- _Problem requirements_: Print each line of the listing once more, precisely as given.

*** Given data ***

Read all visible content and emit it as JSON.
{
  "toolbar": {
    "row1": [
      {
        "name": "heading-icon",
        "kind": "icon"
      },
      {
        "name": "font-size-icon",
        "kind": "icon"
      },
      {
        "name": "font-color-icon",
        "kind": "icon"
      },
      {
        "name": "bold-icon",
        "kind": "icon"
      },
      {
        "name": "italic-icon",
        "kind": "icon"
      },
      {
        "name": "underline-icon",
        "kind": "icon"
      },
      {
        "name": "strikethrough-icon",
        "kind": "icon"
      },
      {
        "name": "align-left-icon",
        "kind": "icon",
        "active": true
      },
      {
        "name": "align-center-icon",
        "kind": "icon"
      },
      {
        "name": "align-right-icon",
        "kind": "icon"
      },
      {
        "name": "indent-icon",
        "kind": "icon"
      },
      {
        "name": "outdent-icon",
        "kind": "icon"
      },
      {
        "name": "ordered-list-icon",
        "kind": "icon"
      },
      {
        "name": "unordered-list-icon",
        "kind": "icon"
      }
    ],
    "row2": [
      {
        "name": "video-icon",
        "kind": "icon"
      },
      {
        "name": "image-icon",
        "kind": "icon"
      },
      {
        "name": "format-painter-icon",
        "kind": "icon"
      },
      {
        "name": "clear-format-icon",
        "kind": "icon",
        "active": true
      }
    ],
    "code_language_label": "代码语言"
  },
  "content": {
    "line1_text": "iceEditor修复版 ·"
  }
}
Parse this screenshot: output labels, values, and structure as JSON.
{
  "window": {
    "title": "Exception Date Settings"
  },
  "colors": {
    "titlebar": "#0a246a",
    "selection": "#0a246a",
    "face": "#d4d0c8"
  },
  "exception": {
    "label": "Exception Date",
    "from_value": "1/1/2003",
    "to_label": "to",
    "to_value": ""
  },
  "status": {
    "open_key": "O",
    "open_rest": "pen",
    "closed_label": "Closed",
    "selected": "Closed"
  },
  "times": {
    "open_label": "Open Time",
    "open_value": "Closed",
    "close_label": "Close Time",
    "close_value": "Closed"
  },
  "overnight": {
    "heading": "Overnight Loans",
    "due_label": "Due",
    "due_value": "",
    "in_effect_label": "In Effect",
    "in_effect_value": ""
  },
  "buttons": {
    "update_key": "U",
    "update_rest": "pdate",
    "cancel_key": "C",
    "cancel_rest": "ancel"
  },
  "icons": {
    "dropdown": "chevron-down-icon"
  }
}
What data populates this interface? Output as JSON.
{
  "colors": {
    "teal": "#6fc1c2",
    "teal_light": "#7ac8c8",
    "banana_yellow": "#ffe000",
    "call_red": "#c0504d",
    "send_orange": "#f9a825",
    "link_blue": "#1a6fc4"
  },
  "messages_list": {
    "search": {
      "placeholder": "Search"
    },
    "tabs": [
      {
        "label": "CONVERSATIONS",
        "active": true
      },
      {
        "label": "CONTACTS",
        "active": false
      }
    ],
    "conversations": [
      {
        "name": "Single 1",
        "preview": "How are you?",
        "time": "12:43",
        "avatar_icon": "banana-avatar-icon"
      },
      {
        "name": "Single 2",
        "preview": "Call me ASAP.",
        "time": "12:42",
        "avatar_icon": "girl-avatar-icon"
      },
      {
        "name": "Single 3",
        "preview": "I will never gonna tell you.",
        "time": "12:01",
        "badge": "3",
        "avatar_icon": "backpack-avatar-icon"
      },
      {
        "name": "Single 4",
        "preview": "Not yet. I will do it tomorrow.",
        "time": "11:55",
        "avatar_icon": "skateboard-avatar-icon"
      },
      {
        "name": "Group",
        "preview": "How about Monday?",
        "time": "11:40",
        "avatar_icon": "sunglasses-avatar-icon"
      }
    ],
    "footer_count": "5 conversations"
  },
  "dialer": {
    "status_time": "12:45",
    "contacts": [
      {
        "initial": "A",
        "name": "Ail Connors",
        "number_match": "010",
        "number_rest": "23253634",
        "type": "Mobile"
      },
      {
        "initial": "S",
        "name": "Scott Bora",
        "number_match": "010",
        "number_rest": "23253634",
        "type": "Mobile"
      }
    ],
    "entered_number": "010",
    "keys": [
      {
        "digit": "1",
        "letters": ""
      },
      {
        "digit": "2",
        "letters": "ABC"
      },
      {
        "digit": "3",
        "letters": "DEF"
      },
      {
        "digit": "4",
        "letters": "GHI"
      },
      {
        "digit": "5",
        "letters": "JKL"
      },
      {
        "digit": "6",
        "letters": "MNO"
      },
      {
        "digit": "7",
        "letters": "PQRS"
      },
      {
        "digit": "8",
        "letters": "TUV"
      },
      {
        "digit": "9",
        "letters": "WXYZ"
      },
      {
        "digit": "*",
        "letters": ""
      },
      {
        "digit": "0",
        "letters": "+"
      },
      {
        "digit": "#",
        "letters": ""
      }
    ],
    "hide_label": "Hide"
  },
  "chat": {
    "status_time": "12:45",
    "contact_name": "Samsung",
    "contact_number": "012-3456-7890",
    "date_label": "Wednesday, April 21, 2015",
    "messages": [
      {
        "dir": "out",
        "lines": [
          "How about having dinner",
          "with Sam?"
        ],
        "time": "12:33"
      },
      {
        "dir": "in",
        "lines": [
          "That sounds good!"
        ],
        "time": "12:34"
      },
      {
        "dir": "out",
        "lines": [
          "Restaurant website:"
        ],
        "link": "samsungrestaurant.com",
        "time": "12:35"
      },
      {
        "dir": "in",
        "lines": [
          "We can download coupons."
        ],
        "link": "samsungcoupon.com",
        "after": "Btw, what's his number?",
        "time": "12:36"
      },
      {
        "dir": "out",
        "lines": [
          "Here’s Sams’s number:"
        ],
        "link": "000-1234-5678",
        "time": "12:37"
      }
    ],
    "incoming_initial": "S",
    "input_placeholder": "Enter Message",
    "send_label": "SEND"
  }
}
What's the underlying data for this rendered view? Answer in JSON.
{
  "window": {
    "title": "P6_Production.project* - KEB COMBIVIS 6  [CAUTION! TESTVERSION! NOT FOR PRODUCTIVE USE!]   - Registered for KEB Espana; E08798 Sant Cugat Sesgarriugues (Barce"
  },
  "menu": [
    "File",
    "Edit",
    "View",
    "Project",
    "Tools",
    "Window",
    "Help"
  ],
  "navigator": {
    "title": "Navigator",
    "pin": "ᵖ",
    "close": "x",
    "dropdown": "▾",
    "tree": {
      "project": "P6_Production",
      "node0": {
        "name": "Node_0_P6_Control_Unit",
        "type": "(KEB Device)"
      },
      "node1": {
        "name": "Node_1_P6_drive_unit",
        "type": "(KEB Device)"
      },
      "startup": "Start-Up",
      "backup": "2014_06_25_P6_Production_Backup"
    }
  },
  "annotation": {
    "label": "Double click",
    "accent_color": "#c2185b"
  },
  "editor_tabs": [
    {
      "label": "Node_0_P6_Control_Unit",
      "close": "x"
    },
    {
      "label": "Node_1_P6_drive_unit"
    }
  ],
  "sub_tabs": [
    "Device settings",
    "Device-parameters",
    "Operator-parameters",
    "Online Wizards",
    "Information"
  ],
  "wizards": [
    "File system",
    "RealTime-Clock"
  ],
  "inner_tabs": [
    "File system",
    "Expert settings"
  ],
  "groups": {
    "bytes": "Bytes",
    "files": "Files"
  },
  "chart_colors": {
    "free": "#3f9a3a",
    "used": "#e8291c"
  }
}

***

- _Task solution_:
Read all visible content and emit it as JSON.
{
  "toolbar": {
    "row1": [
      {
        "name": "heading-icon",
        "kind": "icon"
      },
      {
        "name": "font-size-icon",
        "kind": "icon"
      },
      {
        "name": "font-color-icon",
        "kind": "icon"
      },
      {
        "name": "bold-icon",
        "kind": "icon"
      },
      {
        "name": "italic-icon",
        "kind": "icon"
      },
      {
        "name": "underline-icon",
        "kind": "icon"
      },
      {
        "name": "strikethrough-icon",
        "kind": "icon"
      },
      {
        "name": "align-left-icon",
        "kind": "icon",
        "active": true
      },
      {
        "name": "align-center-icon",
        "kind": "icon"
      },
      {
        "name": "align-right-icon",
        "kind": "icon"
      },
      {
        "name": "indent-icon",
        "kind": "icon"
      },
      {
        "name": "outdent-icon",
        "kind": "icon"
      },
      {
        "name": "ordered-list-icon",
        "kind": "icon"
      },
      {
        "name": "unordered-list-icon",
        "kind": "icon"
      }
    ],
    "row2": [
      {
        "name": "video-icon",
        "kind": "icon"
      },
      {
        "name": "image-icon",
        "kind": "icon"
      },
      {
        "name": "format-painter-icon",
        "kind": "icon"
      },
      {
        "name": "clear-format-icon",
        "kind": "icon",
        "active": true
      }
    ],
    "code_language_label": "代码语言"
  },
  "content": {
    "line1_text": "iceEditor修复版 ·"
  }
}
Parse this screenshot: output labels, values, and structure as JSON.
{
  "window": {
    "title": "Exception Date Settings"
  },
  "colors": {
    "titlebar": "#0a246a",
    "selection": "#0a246a",
    "face": "#d4d0c8"
  },
  "exception": {
    "label": "Exception Date",
    "from_value": "1/1/2003",
    "to_label": "to",
    "to_value": ""
  },
  "status": {
    "open_key": "O",
    "open_rest": "pen",
    "closed_label": "Closed",
    "selected": "Closed"
  },
  "times": {
    "open_label": "Open Time",
    "open_value": "Closed",
    "close_label": "Close Time",
    "close_value": "Closed"
  },
  "overnight": {
    "heading": "Overnight Loans",
    "due_label": "Due",
    "due_value": "",
    "in_effect_label": "In Effect",
    "in_effect_value": ""
  },
  "buttons": {
    "update_key": "U",
    "update_rest": "pdate",
    "cancel_key": "C",
    "cancel_rest": "ancel"
  },
  "icons": {
    "dropdown": "chevron-down-icon"
  }
}
What data populates this interface? Output as JSON.
{
  "colors": {
    "teal": "#6fc1c2",
    "teal_light": "#7ac8c8",
    "banana_yellow": "#ffe000",
    "call_red": "#c0504d",
    "send_orange": "#f9a825",
    "link_blue": "#1a6fc4"
  },
  "messages_list": {
    "search": {
      "placeholder": "Search"
    },
    "tabs": [
      {
        "label": "CONVERSATIONS",
        "active": true
      },
      {
        "label": "CONTACTS",
        "active": false
      }
    ],
    "conversations": [
      {
        "name": "Single 1",
        "preview": "How are you?",
        "time": "12:43",
        "avatar_icon": "banana-avatar-icon"
      },
      {
        "name": "Single 2",
        "preview": "Call me ASAP.",
        "time": "12:42",
        "avatar_icon": "girl-avatar-icon"
      },
      {
        "name": "Single 3",
        "preview": "I will never gonna tell you.",
        "time": "12:01",
        "badge": "3",
        "avatar_icon": "backpack-avatar-icon"
      },
      {
        "name": "Single 4",
        "preview": "Not yet. I will do it tomorrow.",
        "time": "11:55",
        "avatar_icon": "skateboard-avatar-icon"
      },
      {
        "name": "Group",
        "preview": "How about Monday?",
        "time": "11:40",
        "avatar_icon": "sunglasses-avatar-icon"
      }
    ],
    "footer_count": "5 conversations"
  },
  "dialer": {
    "status_time": "12:45",
    "contacts": [
      {
        "initial": "A",
        "name": "Ail Connors",
        "number_match": "010",
        "number_rest": "23253634",
        "type": "Mobile"
      },
      {
        "initial": "S",
        "name": "Scott Bora",
        "number_match": "010",
        "number_rest": "23253634",
        "type": "Mobile"
      }
    ],
    "entered_number": "010",
    "keys": [
      {
        "digit": "1",
        "letters": ""
      },
      {
        "digit": "2",
        "letters": "ABC"
      },
      {
        "digit": "3",
        "letters": "DEF"
      },
      {
        "digit": "4",
        "letters": "GHI"
      },
      {
        "digit": "5",
        "letters": "JKL"
      },
      {
        "digit": "6",
        "letters": "MNO"
      },
      {
        "digit": "7",
        "letters": "PQRS"
      },
      {
        "digit": "8",
        "letters": "TUV"
      },
      {
        "digit": "9",
        "letters": "WXYZ"
      },
      {
        "digit": "*",
        "letters": ""
      },
      {
        "digit": "0",
        "letters": "+"
      },
      {
        "digit": "#",
        "letters": ""
      }
    ],
    "hide_label": "Hide"
  },
  "chat": {
    "status_time": "12:45",
    "contact_name": "Samsung",
    "contact_number": "012-3456-7890",
    "date_label": "Wednesday, April 21, 2015",
    "messages": [
      {
        "dir": "out",
        "lines": [
          "How about having dinner",
          "with Sam?"
        ],
        "time": "12:33"
      },
      {
        "dir": "in",
        "lines": [
          "That sounds good!"
        ],
        "time": "12:34"
      },
      {
        "dir": "out",
        "lines": [
          "Restaurant website:"
        ],
        "link": "samsungrestaurant.com",
        "time": "12:35"
      },
      {
        "dir": "in",
        "lines": [
          "We can download coupons."
        ],
        "link": "samsungcoupon.com",
        "after": "Btw, what's his number?",
        "time": "12:36"
      },
      {
        "dir": "out",
        "lines": [
          "Here’s Sams’s number:"
        ],
        "link": "000-1234-5678",
        "time": "12:37"
      }
    ],
    "incoming_initial": "S",
    "input_placeholder": "Enter Message",
    "send_label": "SEND"
  }
}
What's the underlying data for this rendered view? Answer in JSON.
{
  "window": {
    "title": "P6_Production.project* - KEB COMBIVIS 6  [CAUTION! TESTVERSION! NOT FOR PRODUCTIVE USE!]   - Registered for KEB Espana; E08798 Sant Cugat Sesgarriugues (Barce"
  },
  "menu": [
    "File",
    "Edit",
    "View",
    "Project",
    "Tools",
    "Window",
    "Help"
  ],
  "navigator": {
    "title": "Navigator",
    "pin": "ᵖ",
    "close": "x",
    "dropdown": "▾",
    "tree": {
      "project": "P6_Production",
      "node0": {
        "name": "Node_0_P6_Control_Unit",
        "type": "(KEB Device)"
      },
      "node1": {
        "name": "Node_1_P6_drive_unit",
        "type": "(KEB Device)"
      },
      "startup": "Start-Up",
      "backup": "2014_06_25_P6_Production_Backup"
    }
  },
  "annotation": {
    "label": "Double click",
    "accent_color": "#c2185b"
  },
  "editor_tabs": [
    {
      "label": "Node_0_P6_Control_Unit",
      "close": "x"
    },
    {
      "label": "Node_1_P6_drive_unit"
    }
  ],
  "sub_tabs": [
    "Device settings",
    "Device-parameters",
    "Operator-parameters",
    "Online Wizards",
    "Information"
  ],
  "wizards": [
    "File system",
    "RealTime-Clock"
  ],
  "inner_tabs": [
    "File system",
    "Expert settings"
  ],
  "groups": {
    "bytes": "Bytes",
    "files": "Files"
  },
  "chart_colors": {
    "free": "#3f9a3a",
    "used": "#e8291c"
  }
}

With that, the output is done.